WORK TO DO:
From the listing below, pull out every line where the string "nplacenta" appears.

· · ·

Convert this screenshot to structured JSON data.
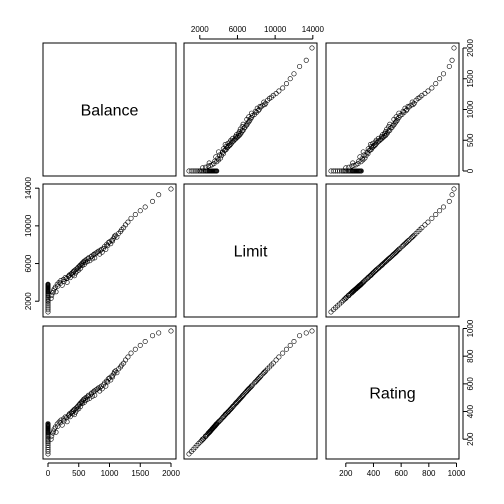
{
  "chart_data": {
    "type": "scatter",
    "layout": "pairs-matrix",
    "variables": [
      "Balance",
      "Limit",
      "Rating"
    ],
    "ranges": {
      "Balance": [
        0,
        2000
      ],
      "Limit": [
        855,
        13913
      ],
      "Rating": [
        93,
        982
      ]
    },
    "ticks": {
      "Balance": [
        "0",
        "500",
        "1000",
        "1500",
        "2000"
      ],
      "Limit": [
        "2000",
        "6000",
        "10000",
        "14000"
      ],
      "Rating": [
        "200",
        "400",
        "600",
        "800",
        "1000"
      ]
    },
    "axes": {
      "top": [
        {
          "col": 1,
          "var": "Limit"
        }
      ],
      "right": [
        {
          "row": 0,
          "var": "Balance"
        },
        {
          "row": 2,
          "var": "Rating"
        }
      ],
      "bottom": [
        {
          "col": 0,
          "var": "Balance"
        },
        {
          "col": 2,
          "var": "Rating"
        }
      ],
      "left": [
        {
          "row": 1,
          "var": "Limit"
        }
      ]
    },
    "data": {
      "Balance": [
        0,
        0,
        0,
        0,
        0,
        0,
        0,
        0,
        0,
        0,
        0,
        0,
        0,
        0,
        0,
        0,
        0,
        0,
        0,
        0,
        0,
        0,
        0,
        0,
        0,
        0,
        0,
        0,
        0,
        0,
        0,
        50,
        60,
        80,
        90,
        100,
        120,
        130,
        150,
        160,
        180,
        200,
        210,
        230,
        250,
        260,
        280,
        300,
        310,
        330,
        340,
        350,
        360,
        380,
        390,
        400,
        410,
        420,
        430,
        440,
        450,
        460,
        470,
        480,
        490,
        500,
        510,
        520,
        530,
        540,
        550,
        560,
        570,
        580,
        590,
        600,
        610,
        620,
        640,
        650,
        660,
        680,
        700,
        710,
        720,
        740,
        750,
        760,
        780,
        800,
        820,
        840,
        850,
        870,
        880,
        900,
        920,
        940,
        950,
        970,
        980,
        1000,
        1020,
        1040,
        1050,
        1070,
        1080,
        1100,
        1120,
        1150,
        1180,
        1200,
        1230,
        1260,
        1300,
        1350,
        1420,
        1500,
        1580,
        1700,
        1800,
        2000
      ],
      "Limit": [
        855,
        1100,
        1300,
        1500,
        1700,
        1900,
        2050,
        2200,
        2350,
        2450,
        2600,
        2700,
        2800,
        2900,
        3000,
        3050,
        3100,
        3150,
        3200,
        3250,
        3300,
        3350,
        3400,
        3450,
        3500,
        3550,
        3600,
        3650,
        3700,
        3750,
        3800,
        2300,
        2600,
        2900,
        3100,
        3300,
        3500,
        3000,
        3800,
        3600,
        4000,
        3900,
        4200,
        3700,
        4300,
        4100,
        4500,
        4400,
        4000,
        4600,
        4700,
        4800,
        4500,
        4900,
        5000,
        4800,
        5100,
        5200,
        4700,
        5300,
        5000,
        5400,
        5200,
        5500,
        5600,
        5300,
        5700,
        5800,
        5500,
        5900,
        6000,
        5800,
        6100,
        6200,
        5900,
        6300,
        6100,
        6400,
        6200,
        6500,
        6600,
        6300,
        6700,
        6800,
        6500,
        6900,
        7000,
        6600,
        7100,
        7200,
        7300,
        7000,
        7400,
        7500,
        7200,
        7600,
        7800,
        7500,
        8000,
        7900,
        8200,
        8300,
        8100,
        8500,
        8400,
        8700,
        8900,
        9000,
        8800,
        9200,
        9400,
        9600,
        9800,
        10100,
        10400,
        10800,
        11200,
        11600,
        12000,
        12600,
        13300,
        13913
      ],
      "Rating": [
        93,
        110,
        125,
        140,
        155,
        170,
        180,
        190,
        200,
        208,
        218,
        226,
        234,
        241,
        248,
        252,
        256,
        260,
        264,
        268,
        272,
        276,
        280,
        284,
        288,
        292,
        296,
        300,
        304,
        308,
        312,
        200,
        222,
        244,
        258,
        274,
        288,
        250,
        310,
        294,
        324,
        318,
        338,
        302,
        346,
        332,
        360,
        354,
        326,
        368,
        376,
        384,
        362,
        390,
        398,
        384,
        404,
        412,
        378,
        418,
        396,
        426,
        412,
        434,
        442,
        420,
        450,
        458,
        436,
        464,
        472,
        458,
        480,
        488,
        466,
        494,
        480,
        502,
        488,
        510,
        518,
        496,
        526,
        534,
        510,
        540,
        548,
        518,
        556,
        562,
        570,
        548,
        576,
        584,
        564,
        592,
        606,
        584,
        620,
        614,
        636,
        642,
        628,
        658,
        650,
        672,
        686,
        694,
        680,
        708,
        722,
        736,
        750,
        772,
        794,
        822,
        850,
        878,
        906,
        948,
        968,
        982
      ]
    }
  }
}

· · ·

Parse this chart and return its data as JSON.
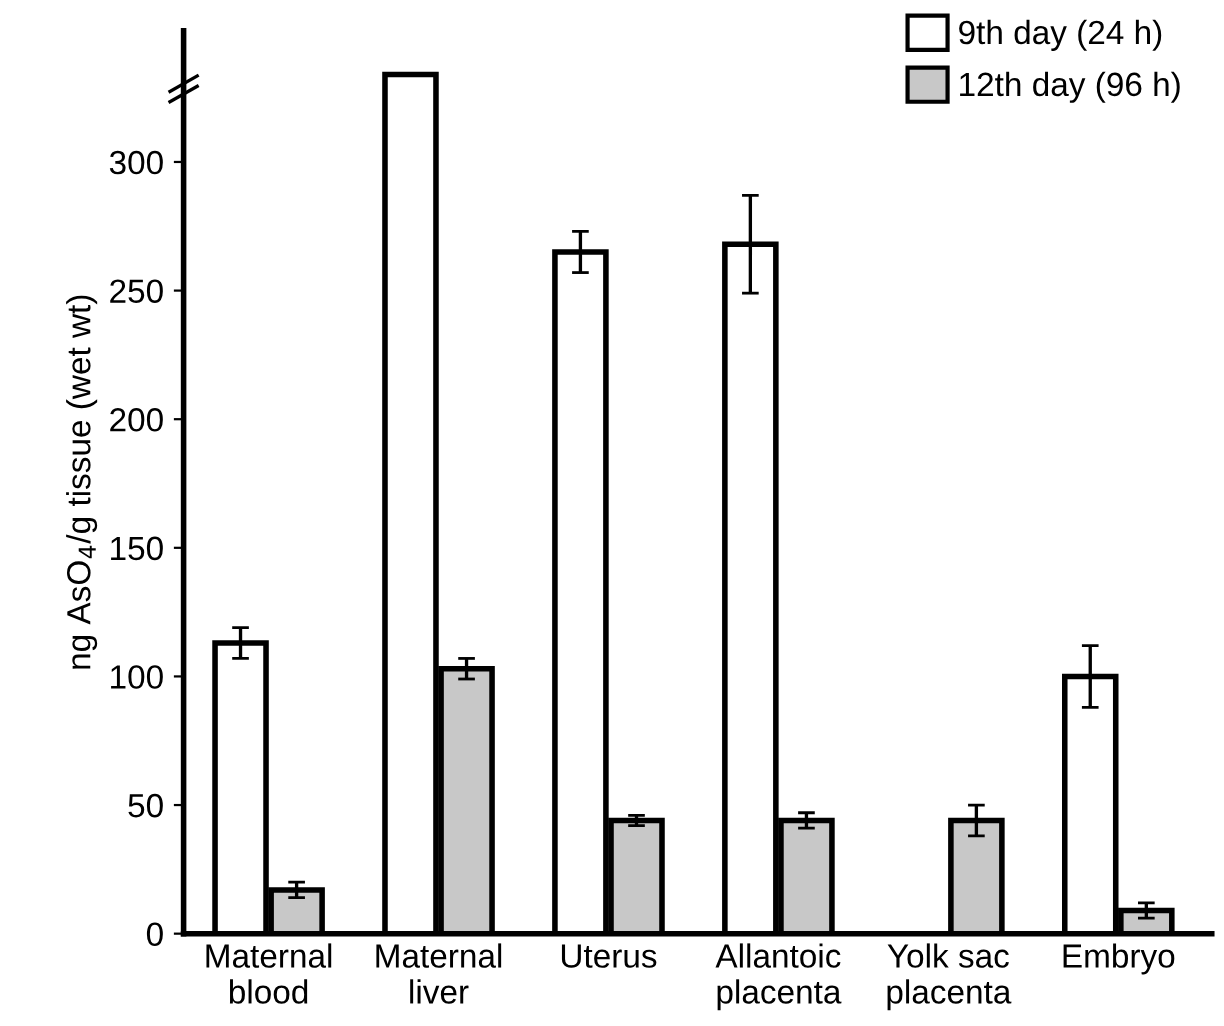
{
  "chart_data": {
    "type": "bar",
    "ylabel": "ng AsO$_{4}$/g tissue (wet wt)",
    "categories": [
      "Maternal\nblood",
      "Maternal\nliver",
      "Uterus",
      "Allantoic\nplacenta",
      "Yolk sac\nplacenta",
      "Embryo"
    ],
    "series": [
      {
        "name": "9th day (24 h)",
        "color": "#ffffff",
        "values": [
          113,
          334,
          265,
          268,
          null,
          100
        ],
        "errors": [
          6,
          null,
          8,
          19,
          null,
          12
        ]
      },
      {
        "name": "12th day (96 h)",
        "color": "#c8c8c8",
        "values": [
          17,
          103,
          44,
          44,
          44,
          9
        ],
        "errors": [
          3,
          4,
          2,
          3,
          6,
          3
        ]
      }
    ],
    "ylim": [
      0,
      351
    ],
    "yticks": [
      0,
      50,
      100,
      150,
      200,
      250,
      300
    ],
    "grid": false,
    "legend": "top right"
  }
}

· · ·

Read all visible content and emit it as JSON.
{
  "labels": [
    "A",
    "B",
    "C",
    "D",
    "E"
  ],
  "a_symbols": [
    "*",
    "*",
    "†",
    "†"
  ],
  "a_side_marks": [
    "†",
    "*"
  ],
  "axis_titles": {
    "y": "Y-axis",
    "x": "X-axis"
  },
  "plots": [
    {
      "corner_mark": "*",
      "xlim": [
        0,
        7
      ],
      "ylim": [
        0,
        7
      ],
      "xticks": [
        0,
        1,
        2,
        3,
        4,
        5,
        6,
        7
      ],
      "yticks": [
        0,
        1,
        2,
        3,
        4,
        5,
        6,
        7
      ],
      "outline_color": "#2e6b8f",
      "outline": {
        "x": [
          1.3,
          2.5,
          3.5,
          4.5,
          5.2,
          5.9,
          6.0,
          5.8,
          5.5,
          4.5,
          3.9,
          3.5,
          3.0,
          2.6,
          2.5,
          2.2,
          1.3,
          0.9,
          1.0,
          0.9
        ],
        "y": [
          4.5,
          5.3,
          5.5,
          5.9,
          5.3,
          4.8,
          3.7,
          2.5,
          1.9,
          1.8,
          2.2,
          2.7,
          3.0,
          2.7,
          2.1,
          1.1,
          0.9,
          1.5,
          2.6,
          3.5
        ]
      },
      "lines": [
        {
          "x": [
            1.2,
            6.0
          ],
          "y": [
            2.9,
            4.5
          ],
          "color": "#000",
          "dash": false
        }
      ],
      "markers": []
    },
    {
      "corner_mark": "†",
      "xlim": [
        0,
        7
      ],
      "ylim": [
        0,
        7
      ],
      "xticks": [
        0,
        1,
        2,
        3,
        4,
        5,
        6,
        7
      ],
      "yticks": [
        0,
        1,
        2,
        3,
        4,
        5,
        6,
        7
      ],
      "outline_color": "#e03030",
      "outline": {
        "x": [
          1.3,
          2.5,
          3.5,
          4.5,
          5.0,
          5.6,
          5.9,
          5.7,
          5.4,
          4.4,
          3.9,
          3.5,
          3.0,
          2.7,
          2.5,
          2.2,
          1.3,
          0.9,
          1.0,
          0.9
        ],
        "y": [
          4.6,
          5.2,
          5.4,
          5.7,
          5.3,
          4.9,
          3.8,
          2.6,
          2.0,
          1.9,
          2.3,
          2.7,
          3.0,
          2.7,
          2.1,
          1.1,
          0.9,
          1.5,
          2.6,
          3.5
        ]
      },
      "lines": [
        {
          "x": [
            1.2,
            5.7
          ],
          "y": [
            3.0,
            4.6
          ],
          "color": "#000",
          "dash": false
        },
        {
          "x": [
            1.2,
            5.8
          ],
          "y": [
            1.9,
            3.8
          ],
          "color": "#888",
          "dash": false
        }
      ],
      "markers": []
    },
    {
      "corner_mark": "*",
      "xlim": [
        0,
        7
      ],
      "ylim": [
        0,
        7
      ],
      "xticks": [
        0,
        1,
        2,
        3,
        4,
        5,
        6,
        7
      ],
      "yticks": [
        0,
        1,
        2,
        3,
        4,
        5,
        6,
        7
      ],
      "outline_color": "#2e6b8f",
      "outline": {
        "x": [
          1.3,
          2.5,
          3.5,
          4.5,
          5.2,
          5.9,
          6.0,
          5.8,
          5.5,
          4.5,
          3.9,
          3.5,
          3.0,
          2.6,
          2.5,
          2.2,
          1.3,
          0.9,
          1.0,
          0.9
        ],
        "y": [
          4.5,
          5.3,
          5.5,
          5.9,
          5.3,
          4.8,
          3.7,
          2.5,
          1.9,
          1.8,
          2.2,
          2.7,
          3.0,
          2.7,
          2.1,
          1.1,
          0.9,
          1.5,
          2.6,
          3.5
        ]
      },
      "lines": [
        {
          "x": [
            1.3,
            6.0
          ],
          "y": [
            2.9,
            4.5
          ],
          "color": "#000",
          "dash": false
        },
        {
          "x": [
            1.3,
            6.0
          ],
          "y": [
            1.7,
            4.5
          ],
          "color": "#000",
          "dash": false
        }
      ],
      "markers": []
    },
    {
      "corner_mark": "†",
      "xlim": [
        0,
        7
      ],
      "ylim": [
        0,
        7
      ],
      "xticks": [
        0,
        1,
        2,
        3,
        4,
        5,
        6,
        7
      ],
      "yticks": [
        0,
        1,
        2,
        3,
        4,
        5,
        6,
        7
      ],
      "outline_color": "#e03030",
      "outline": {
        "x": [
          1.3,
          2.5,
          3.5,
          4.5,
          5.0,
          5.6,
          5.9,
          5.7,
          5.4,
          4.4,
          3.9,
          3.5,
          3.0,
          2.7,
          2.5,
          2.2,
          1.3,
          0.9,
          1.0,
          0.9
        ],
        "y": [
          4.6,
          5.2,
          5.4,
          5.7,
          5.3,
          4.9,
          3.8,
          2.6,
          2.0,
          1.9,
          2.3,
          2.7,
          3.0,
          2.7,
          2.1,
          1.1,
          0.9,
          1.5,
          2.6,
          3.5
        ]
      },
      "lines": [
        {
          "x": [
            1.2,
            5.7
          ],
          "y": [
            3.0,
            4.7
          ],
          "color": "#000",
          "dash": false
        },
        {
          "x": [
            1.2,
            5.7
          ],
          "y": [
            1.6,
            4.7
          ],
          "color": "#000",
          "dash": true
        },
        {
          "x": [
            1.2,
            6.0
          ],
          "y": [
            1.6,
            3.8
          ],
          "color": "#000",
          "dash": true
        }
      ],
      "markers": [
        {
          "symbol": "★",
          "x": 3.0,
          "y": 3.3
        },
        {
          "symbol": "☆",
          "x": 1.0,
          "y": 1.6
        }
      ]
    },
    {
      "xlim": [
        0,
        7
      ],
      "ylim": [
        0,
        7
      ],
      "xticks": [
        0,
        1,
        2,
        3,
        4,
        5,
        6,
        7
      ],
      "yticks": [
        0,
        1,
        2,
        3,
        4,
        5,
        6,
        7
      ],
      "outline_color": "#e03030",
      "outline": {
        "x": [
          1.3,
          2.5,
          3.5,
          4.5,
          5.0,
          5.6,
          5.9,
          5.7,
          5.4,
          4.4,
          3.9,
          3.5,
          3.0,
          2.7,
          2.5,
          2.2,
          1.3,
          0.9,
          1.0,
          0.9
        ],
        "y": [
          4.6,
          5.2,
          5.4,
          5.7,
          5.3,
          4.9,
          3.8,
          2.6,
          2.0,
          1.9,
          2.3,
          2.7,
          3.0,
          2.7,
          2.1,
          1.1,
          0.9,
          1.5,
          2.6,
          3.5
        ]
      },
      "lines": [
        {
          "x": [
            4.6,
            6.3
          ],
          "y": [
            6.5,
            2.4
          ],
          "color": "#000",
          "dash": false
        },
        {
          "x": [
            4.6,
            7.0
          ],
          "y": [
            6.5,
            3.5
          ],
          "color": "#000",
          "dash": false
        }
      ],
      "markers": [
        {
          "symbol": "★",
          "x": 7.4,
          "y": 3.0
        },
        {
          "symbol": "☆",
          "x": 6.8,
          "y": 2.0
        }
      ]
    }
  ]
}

· · ·

OUTPUT BELOW:
      "Allantoic\nplacenta",
      "Yolk sac\nplacenta",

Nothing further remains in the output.